> [本文]:
2018-03-22 | スロバキア2018
先日のスロバキアのニュース、個人的な意見も、感想も抜きで本当に本当にサラッとニュースの抜粋だけを書きましたが、書いてやっと前に進める(次のブログを書ける)気持ちになりました。事件、そしてスロバキアの立ち上がる人々を見てどうしても色々と考えさせられることがあったので。

今週は日曜日からずっとサクルカが義父母のところにお泊りしているので、マルツェルとネルカと私の3人、毎日がとても穏やかです。そういうとサクルカがとても手のかかる子のように聞こえますが、ネルカがお泊りでサクルカだけが家にいてもやはりとても穏やかなので、たぶん二人一緒にいると喧嘩も多くてうるさいんでしょうね。それにしてもサクルカ、「ちょっと咳が出るので幼稚園を休ませたら?」と義母が言ってくれ、「どうせ休ませるなら朝連れて来るのも面倒だろうし、泊まらせていいわよ。」と言ってくれたのが日曜日、それ以来迎えに行っても帰ってきません。たくさん、遊んでもらえるし、嫌いなものは食べなくて良いし(とはネルカの言葉)、楽しいんでしょうね。今日で5泊目、こんなに長いこと一人でお泊りできるなんて大きくなったなぁと思いますし、孫にこんなに尽くしてくれる義父母にも感謝です。

今日は仕事の話でも。あまり書くほどのこともないのでいつも仕事の話は全くブログには登場しませんが、私が誰かのブログを読むときに興味を持つことのひとつです。この人はどんな暮らしをしているんだろう?(仕事をしているとわかれば)どんな仕事をしているんだろう?と。

私は地元の小さな会社の社長アシスタントとして働いています。(どうやって職についたかはコチラをどうぞ)社長のアシスタント→社長秘書(!?)と言えば非常に聞こえはいいですが、雑用係です。若く精力的に活動する社長の思い立った色々をサポートしています。「来週はドイツに行く」と言えばドイツ滞在中の予定を埋めます。どこからか新聞記事や動画を見つけてきて、「これについて調べてみて」と言われたらそれについて調べます。「契約書を読んでおいて」と言われれば契約書にも目を通します(本当に目を通すだけですが)。「求人広告出しておいて」と言われれば求人広告を出して面接をアレンジします。これまでと全く違う職種(日本では経理一筋)で、色々なことに関わらせてもらっているのでビジネスの流れを見れるという点ではこの仕事はとても面白いです。

> [情報]:

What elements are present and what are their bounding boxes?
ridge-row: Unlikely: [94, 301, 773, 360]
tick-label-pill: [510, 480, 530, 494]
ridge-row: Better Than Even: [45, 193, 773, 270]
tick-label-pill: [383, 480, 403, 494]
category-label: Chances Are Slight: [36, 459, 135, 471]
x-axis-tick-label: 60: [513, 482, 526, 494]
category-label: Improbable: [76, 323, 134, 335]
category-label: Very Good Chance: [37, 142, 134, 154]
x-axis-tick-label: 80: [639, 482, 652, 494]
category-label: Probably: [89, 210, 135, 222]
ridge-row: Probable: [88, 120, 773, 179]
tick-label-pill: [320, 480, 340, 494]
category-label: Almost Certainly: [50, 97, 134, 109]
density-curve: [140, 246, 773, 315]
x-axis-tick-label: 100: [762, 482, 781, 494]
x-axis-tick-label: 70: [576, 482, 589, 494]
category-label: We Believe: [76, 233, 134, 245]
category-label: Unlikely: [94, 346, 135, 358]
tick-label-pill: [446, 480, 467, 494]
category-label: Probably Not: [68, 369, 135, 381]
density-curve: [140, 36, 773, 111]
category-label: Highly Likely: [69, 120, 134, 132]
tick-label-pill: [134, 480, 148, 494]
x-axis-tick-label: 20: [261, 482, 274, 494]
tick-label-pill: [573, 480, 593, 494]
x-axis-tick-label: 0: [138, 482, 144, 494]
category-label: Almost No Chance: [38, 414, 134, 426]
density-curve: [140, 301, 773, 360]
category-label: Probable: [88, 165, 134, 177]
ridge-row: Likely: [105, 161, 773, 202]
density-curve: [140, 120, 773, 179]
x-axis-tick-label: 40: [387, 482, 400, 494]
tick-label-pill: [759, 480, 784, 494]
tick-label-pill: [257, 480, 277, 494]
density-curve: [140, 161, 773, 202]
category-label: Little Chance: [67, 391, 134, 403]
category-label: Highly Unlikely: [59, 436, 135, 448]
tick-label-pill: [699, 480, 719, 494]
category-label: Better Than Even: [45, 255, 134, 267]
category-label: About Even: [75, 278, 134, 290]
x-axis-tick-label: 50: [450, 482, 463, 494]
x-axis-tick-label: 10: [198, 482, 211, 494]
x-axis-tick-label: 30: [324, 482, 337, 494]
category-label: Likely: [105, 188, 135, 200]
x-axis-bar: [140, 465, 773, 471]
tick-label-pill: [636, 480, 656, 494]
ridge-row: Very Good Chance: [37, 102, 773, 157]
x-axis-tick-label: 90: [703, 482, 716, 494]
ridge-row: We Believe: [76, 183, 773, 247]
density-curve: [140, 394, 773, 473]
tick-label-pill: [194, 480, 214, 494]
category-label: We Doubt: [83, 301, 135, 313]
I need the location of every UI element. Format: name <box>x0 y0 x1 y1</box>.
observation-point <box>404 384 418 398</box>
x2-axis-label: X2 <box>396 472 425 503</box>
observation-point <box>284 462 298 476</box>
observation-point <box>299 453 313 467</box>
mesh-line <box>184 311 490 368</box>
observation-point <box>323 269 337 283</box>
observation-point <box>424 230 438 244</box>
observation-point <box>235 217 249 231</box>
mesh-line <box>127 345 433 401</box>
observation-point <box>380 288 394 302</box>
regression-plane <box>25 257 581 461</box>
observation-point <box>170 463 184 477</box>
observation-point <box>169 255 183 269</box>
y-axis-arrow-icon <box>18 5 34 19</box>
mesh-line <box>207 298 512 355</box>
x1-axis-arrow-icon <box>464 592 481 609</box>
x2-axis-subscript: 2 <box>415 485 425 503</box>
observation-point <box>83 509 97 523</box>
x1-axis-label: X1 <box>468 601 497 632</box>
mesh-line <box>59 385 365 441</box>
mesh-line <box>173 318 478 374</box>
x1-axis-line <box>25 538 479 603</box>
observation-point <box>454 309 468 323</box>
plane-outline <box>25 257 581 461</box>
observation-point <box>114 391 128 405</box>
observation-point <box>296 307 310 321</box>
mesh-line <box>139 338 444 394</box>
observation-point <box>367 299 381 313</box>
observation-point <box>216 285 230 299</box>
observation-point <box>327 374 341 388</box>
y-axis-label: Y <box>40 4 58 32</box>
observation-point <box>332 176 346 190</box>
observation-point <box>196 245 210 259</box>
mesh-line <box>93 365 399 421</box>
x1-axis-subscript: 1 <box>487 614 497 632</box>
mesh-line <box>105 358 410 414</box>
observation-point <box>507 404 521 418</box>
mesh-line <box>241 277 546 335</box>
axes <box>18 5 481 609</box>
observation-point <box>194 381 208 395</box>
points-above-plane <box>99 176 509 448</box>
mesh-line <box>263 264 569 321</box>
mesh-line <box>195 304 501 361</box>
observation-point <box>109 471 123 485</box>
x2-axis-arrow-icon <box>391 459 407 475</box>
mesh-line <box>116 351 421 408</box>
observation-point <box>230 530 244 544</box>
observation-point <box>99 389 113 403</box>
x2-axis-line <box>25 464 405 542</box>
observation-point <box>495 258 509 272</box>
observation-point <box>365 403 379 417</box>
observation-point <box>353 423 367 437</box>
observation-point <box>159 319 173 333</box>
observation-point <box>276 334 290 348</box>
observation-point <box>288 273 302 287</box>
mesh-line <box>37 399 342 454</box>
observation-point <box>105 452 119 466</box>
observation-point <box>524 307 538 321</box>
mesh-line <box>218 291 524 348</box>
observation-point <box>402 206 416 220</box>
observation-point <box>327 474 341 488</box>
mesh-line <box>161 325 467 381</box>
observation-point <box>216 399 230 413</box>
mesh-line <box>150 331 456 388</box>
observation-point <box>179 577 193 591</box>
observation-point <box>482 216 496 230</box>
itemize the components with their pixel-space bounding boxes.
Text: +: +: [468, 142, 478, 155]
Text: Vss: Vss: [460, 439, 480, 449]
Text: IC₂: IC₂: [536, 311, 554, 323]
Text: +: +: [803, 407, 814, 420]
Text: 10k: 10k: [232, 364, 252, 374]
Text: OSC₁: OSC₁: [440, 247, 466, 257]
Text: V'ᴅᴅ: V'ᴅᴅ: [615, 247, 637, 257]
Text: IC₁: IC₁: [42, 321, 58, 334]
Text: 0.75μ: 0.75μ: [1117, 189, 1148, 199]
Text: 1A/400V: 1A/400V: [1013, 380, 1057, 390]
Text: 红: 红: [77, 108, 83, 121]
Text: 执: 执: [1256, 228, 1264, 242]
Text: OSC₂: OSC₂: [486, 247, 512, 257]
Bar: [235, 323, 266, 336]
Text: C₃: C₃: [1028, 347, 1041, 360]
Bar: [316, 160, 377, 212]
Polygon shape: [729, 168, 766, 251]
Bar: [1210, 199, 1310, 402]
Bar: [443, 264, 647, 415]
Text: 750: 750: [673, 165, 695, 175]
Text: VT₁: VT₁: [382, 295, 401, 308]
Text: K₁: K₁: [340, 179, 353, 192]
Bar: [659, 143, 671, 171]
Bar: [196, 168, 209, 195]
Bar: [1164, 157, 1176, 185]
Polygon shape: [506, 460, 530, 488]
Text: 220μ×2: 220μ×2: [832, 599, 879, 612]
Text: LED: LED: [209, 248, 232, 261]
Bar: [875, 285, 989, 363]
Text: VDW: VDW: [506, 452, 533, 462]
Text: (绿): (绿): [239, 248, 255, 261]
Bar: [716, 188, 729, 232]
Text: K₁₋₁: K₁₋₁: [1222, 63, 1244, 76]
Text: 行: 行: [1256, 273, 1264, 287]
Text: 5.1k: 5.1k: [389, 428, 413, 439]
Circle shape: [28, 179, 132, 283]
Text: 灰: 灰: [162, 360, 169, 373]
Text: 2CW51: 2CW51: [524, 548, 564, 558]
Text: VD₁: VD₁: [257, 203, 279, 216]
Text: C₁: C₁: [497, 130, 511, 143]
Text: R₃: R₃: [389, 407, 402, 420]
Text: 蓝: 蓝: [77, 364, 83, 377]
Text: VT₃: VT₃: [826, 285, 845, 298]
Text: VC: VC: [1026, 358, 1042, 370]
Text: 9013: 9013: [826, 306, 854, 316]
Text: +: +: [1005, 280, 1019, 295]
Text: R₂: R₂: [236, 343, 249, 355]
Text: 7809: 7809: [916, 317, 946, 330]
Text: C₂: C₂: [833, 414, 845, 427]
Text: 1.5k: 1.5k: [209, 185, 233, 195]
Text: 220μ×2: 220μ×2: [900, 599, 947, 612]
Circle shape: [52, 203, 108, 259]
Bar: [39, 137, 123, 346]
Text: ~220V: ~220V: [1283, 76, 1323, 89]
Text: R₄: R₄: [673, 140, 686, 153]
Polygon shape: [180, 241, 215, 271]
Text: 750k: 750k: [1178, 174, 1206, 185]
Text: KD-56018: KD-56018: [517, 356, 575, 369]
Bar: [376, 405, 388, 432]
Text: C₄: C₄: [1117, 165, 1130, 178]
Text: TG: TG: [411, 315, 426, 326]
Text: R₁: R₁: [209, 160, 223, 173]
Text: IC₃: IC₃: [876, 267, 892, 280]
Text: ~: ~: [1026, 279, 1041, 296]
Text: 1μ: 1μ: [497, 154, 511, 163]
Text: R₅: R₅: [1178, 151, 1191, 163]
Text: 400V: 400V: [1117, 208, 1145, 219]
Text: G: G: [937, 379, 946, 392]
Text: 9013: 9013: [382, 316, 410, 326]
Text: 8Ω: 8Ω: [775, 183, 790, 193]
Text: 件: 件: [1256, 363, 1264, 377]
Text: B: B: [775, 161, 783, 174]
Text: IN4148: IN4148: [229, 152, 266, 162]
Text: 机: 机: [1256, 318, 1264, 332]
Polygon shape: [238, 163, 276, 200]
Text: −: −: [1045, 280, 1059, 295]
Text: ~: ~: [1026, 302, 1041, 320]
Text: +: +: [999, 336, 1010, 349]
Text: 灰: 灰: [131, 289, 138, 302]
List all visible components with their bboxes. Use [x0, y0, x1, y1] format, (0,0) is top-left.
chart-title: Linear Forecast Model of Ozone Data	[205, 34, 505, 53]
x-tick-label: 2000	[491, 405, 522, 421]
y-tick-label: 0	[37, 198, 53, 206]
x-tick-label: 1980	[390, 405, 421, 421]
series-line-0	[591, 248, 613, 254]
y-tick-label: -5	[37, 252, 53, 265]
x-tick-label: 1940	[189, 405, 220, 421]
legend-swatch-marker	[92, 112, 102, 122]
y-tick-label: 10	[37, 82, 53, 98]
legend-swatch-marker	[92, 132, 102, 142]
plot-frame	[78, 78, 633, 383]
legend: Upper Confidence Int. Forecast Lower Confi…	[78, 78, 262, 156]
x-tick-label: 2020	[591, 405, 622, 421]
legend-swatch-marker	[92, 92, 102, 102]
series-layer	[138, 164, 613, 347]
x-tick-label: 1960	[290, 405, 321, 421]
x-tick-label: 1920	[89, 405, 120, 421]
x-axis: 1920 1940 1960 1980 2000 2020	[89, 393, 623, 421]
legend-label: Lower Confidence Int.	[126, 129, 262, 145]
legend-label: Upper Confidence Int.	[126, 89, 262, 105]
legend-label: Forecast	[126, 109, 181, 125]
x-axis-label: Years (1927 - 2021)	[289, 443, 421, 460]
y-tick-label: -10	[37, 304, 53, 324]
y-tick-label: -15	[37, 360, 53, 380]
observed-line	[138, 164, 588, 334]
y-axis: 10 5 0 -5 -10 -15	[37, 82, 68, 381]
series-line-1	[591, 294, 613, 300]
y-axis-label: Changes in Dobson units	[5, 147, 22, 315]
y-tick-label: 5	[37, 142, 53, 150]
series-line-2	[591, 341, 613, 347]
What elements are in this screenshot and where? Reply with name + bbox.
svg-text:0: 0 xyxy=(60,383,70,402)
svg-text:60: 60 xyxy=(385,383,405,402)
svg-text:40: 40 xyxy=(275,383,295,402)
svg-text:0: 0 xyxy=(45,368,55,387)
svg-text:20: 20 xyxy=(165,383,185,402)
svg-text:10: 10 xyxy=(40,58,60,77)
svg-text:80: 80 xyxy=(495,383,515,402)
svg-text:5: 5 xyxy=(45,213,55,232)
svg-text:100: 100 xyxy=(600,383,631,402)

> [取り組む課題]:
a – 本文によると、筆者は日本ではどのような職種に就いていましたか。
b – 本文のうち、「私は地元の小さな会社の社長ア」から「この仕事はとても面白いです。」まで（その語句も含む）の部分を、一字も変えずにそのまま返しなさい。

> [課題の解答]:
a – 経理一筋でした。

b –
私は地元の小さな会社の社長アシスタントとして働いています。(どうやって職についたかはコチラをどうぞ)社長のアシスタント→社長秘書(!?)と言えば非常に聞こえはいいですが、雑用係です。若く精力的に活動する社長の思い立った色々をサポートしています。「来週はドイツに行く」と言えばドイツ滞在中の予定を埋めます。どこからか新聞記事や動画を見つけてきて、「これについて調べてみて」と言われたらそれについて調べます。「契約書を読んでおいて」と言われれば契約書にも目を通します(本当に目を通すだけですが)。「求人広告出しておいて」と言われれば求人広告を出して面接をアレンジします。これまでと全く違う職種(日本では経理一筋)で、色々なことに関わらせてもらっているのでビジネスの流れを見れるという点ではこの仕事はとても面白いです。